# WORK TO COMPLETE:
Nothing less than an exact copy of all the records is required.

********************

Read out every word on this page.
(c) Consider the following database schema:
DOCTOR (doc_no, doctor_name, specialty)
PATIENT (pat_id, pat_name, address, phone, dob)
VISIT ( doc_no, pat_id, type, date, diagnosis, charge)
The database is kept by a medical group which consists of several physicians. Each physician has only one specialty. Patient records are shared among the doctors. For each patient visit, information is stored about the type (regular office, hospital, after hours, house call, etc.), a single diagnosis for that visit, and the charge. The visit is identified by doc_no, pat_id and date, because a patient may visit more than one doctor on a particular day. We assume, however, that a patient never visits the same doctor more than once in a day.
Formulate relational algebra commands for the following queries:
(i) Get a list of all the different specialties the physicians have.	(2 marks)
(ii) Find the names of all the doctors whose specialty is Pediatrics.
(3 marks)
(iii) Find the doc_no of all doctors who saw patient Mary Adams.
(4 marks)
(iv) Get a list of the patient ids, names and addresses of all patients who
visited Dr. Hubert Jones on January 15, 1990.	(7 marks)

********************

# SOLVED PROBLEM:
Read out every word on this page.
(c) Consider the following database schema:
DOCTOR (doc_no, doctor_name, specialty)
PATIENT (pat_id, pat_name, address, phone, dob)
VISIT ( doc_no, pat_id, type, date, diagnosis, charge)
The database is kept by a medical group which consists of several physicians. Each physician has only one specialty. Patient records are shared among the doctors. For each patient visit, information is stored about the type (regular office, hospital, after hours, house call, etc.), a single diagnosis for that visit, and the charge. The visit is identified by doc_no, pat_id and date, because a patient may visit more than one doctor on a particular day. We assume, however, that a patient never visits the same doctor more than once in a day.
Formulate relational algebra commands for the following queries:
(i) Get a list of all the different specialties the physicians have.	(2 marks)
(ii) Find the names of all the doctors whose specialty is Pediatrics.
(3 marks)
(iii) Find the doc_no of all doctors who saw patient Mary Adams.
(4 marks)
(iv) Get a list of the patient ids, names and addresses of all patients who
visited Dr. Hubert Jones on January 15, 1990.	(7 marks)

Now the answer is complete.